_Aim_
In the data below, find the line with "What does this" and output it along with every later line, exactly, but not the pictures.

_Material shown_
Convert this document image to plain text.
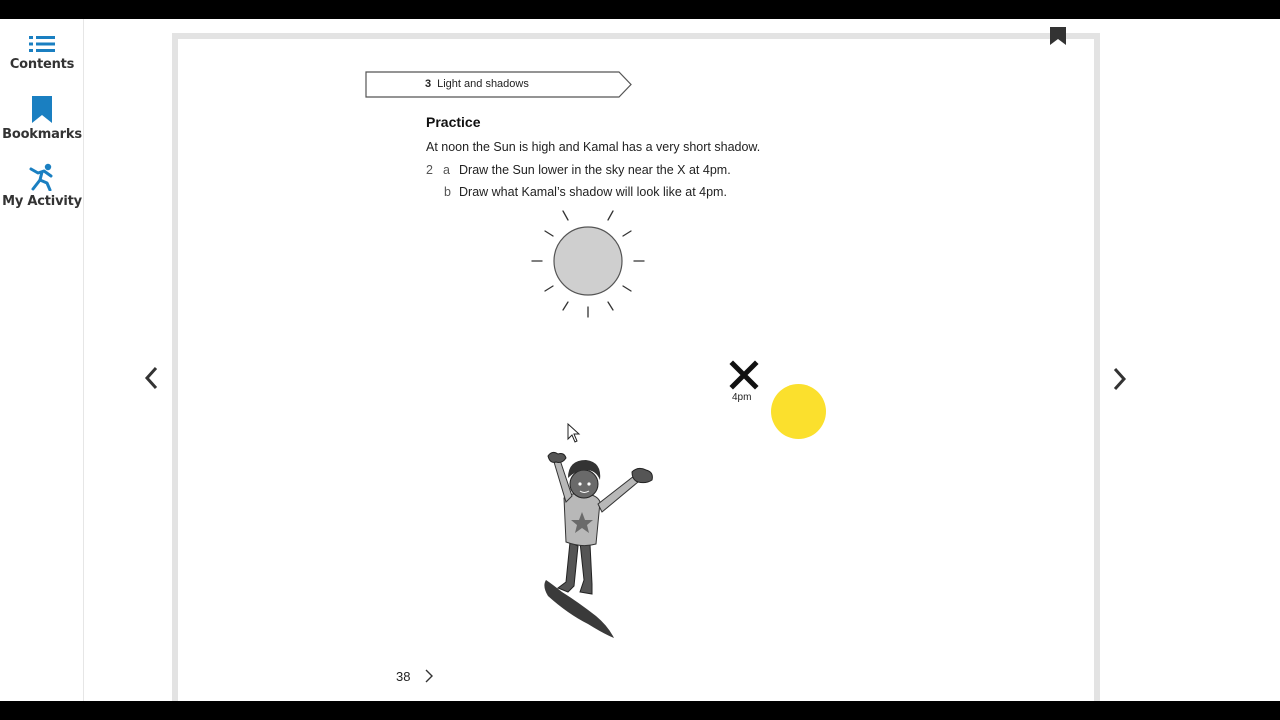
Contents
Bookmarks
My Activity
3 Light and shadows
Practice
At noon the Sun is high and Kamal has a very short shadow.
2 a Draw the Sun lower in the sky near the X at 4pm.
b Draw what Kamal’s shadow will look like at 4pm.
4pm
38
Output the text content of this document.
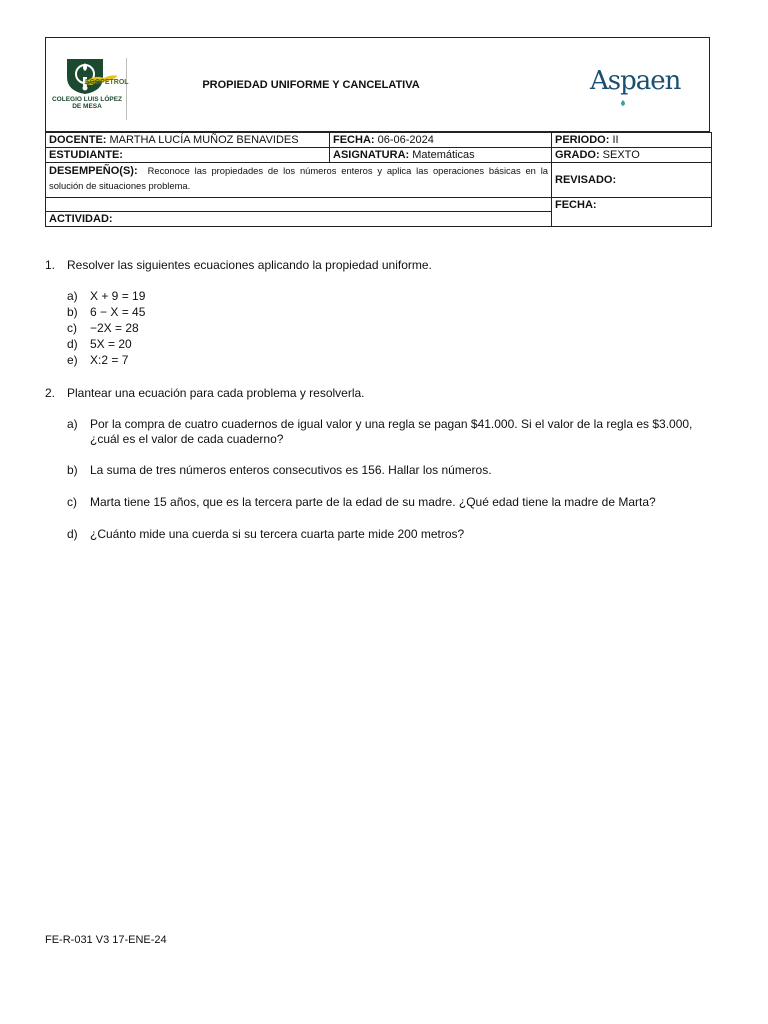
COLEGIO LUIS LÓPEZ DE MESA
ECOPETROL	PROPIEDAD UNIFORME Y CANCELATIVA	Aspaen
DOCENTE: MARTHA LUCÍA MUÑOZ BENAVIDES	FECHA: 06-06-2024	PERIODO: II
ESTUDIANTE:	ASIGNATURA: Matemáticas	GRADO: SEXTO
DESEMPEÑO(S): Reconoce las propiedades de los números enteros y aplica las operaciones básicas en la solución de situaciones problema.		REVISADO:
		FECHA:
ACTIVIDAD:		
1. Resolver las siguientes ecuaciones aplicando la propiedad uniforme.
a) X + 9 = 19
b) 6 − X = 45
c) −2X = 28
d) 5X = 20
e) X:2 = 7
2. Plantear una ecuación para cada problema y resolverla.
a) Por la compra de cuatro cuadernos de igual valor y una regla se pagan $41.000. Si el valor de la regla es $3.000, ¿cuál es el valor de cada cuaderno?
b) La suma de tres números enteros consecutivos es 156. Hallar los números.
c) Marta tiene 15 años, que es la tercera parte de la edad de su madre. ¿Qué edad tiene la madre de Marta?
d) ¿Cuánto mide una cuerda si su tercera cuarta parte mide 200 metros?
FE-R-031 V3 17-ENE-24
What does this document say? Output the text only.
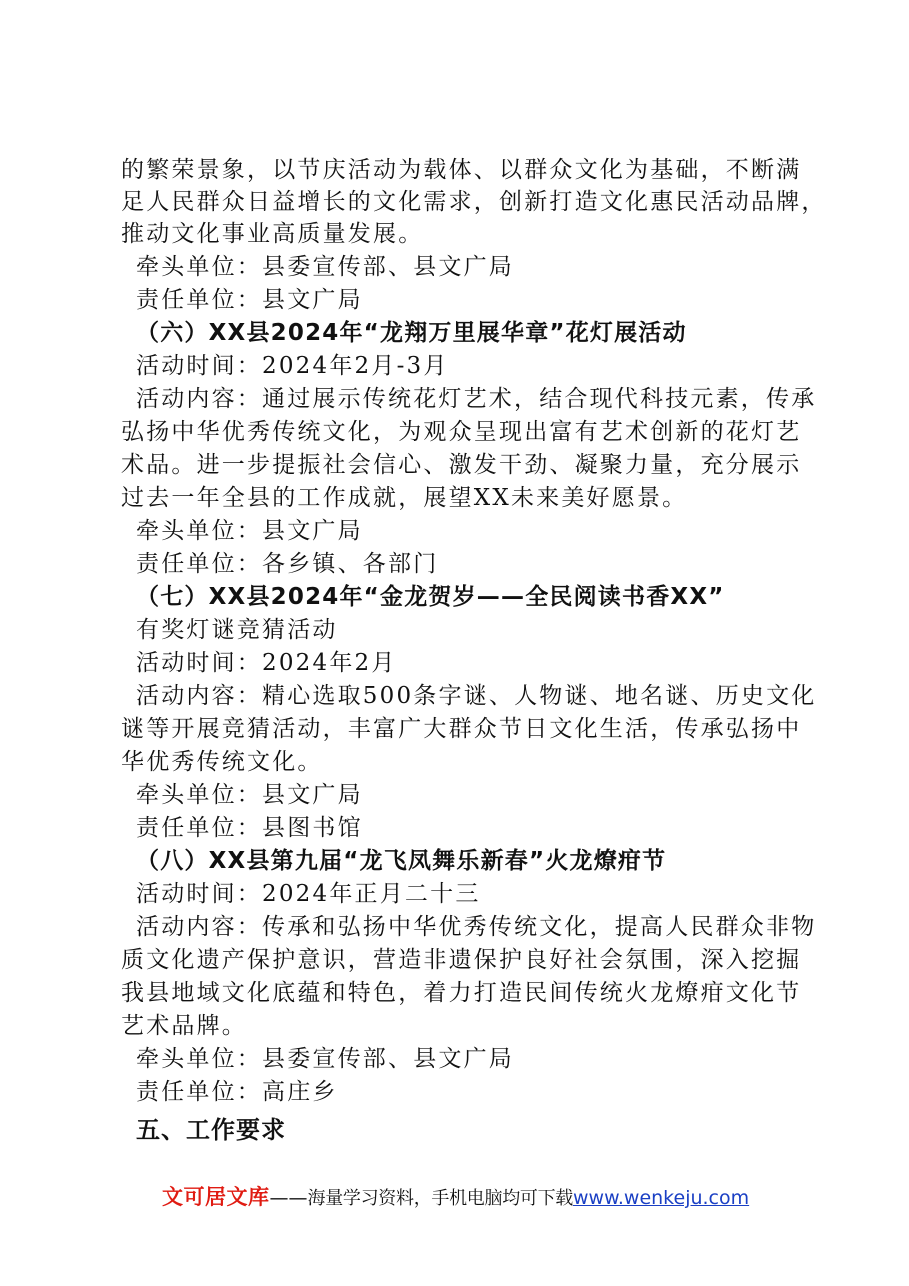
的繁荣景象，以节庆活动为载体、以群众文化为基础，不断满
足人民群众日益增长的文化需求，创新打造文化惠民活动品牌，
推动文化事业高质量发展。
牵头单位：县委宣传部、县文广局
责任单位：县文广局
（六）XX县2024年“龙翔万里展华章”花灯展活动
活动时间：2024年2月-3月
活动内容：通过展示传统花灯艺术，结合现代科技元素，传承
弘扬中华优秀传统文化，为观众呈现出富有艺术创新的花灯艺
术品。进一步提振社会信心、激发干劲、凝聚力量，充分展示
过去一年全县的工作成就，展望XX未来美好愿景。
牵头单位：县文广局
责任单位：各乡镇、各部门
（七）XX县2024年“金龙贺岁——全民阅读书香XX”
有奖灯谜竞猜活动
活动时间：2024年2月
活动内容：精心选取500条字谜、人物谜、地名谜、历史文化
谜等开展竞猜活动，丰富广大群众节日文化生活，传承弘扬中
华优秀传统文化。
牵头单位：县文广局
责任单位：县图书馆
（八）XX县第九届“龙飞凤舞乐新春”火龙燎疳节
活动时间：2024年正月二十三
活动内容：传承和弘扬中华优秀传统文化，提高人民群众非物
质文化遗产保护意识，营造非遗保护良好社会氛围，深入挖掘
我县地域文化底蕴和特色，着力打造民间传统火龙燎疳文化节
艺术品牌。
牵头单位：县委宣传部、县文广局
责任单位：高庄乡
五、工作要求
文可居文库——海量学习资料，手机电脑均可下载www.wenkeju.com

_Full answer_
What does this document say? Output the text only.
的繁荣景象，以节庆活动为载体、以群众文化为基础，不断满
足人民群众日益增长的文化需求，创新打造文化惠民活动品牌，
推动文化事业高质量发展。
牵头单位：县委宣传部、县文广局
责任单位：县文广局
（六）XX县2024年“龙翔万里展华章”花灯展活动
活动时间：2024年2月-3月
活动内容：通过展示传统花灯艺术，结合现代科技元素，传承
弘扬中华优秀传统文化，为观众呈现出富有艺术创新的花灯艺
术品。进一步提振社会信心、激发干劲、凝聚力量，充分展示
过去一年全县的工作成就，展望XX未来美好愿景。
牵头单位：县文广局
责任单位：各乡镇、各部门
（七）XX县2024年“金龙贺岁——全民阅读书香XX”
有奖灯谜竞猜活动
活动时间：2024年2月
活动内容：精心选取500条字谜、人物谜、地名谜、历史文化
谜等开展竞猜活动，丰富广大群众节日文化生活，传承弘扬中
华优秀传统文化。
牵头单位：县文广局
责任单位：县图书馆
（八）XX县第九届“龙飞凤舞乐新春”火龙燎疳节
活动时间：2024年正月二十三
活动内容：传承和弘扬中华优秀传统文化，提高人民群众非物
质文化遗产保护意识，营造非遗保护良好社会氛围，深入挖掘
我县地域文化底蕴和特色，着力打造民间传统火龙燎疳文化节
艺术品牌。
牵头单位：县委宣传部、县文广局
责任单位：高庄乡
五、工作要求
文可居文库——海量学习资料，手机电脑均可下载www.wenkeju.com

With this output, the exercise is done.